Page element annotations
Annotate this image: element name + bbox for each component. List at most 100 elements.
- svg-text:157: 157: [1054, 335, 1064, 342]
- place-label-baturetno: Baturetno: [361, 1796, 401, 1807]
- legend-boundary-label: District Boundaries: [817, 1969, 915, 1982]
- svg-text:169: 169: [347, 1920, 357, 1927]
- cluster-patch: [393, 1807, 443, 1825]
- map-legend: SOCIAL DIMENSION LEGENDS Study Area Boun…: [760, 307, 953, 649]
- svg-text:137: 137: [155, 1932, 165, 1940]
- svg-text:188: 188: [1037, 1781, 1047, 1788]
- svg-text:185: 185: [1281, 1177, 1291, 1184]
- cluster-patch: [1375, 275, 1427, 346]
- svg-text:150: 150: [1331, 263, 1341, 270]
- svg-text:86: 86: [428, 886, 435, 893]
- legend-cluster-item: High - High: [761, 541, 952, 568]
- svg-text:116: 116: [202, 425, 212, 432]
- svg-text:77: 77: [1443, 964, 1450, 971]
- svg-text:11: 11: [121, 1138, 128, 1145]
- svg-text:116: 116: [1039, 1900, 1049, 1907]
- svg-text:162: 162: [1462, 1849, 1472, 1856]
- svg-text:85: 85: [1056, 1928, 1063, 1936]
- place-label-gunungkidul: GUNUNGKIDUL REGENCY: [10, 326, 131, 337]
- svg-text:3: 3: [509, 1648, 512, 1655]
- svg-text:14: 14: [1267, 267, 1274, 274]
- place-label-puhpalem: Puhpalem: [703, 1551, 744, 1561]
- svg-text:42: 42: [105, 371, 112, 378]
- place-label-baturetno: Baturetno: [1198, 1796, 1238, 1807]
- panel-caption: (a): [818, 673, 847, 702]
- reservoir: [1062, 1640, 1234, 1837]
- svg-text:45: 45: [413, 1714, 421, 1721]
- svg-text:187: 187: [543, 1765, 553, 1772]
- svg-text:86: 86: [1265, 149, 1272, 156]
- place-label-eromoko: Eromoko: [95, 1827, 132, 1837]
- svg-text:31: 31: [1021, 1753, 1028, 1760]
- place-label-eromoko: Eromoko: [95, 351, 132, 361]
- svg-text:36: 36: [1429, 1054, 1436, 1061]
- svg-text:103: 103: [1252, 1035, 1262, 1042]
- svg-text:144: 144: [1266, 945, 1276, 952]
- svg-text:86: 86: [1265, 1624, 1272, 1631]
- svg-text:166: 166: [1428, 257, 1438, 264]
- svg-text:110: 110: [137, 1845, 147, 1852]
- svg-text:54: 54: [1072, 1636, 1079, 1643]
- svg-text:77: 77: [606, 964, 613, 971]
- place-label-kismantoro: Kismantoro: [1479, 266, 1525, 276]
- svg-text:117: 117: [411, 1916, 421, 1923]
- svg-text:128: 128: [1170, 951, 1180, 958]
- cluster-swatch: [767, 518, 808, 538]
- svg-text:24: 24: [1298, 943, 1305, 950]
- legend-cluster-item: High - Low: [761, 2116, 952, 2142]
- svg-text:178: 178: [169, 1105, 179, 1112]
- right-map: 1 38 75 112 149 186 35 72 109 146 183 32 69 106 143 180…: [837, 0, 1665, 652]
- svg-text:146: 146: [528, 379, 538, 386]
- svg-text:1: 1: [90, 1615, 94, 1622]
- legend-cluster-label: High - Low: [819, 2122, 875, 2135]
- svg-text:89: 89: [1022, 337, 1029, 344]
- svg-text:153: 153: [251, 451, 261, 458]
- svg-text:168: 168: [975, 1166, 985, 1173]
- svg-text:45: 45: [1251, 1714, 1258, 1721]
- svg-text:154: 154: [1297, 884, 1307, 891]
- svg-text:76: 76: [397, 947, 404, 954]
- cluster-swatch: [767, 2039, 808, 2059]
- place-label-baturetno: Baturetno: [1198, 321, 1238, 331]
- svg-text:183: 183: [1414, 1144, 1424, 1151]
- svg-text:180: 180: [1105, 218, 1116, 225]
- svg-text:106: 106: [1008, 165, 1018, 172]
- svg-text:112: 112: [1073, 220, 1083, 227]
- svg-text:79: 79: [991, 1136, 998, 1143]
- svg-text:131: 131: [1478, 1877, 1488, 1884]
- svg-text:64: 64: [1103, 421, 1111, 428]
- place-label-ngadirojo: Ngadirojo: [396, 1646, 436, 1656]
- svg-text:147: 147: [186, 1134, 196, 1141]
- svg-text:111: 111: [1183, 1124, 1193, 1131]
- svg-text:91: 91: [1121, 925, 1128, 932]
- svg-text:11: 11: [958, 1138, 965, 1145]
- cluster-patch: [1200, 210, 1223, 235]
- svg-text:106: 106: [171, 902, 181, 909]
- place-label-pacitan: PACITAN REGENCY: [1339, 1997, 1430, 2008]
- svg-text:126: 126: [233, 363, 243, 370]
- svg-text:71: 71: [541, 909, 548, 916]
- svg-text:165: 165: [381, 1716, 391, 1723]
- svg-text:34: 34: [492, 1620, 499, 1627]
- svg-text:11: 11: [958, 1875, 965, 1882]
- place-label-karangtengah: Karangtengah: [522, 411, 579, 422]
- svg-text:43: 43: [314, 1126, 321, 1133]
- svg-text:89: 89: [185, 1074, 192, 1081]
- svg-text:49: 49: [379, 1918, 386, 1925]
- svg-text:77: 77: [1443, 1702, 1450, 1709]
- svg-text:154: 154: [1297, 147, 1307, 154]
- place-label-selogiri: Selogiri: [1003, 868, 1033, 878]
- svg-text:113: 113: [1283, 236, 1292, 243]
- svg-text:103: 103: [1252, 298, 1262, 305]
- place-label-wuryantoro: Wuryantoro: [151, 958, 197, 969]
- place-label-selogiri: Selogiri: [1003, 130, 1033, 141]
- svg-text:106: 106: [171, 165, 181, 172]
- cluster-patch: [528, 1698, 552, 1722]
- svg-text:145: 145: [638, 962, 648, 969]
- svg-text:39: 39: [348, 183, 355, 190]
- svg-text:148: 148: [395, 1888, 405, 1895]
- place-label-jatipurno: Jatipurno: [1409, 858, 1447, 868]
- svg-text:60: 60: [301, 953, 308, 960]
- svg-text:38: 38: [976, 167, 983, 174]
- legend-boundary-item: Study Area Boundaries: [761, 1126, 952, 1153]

* Instructions for the task: Pick out every line in the data above that contains the string "REGENCY", matching case exactly.

* Exercise solution:
- place-label-gunungkidul: GUNUNGKIDUL REGENCY: [10, 326, 131, 337]
- place-label-pacitan: PACITAN REGENCY: [1339, 1997, 1430, 2008]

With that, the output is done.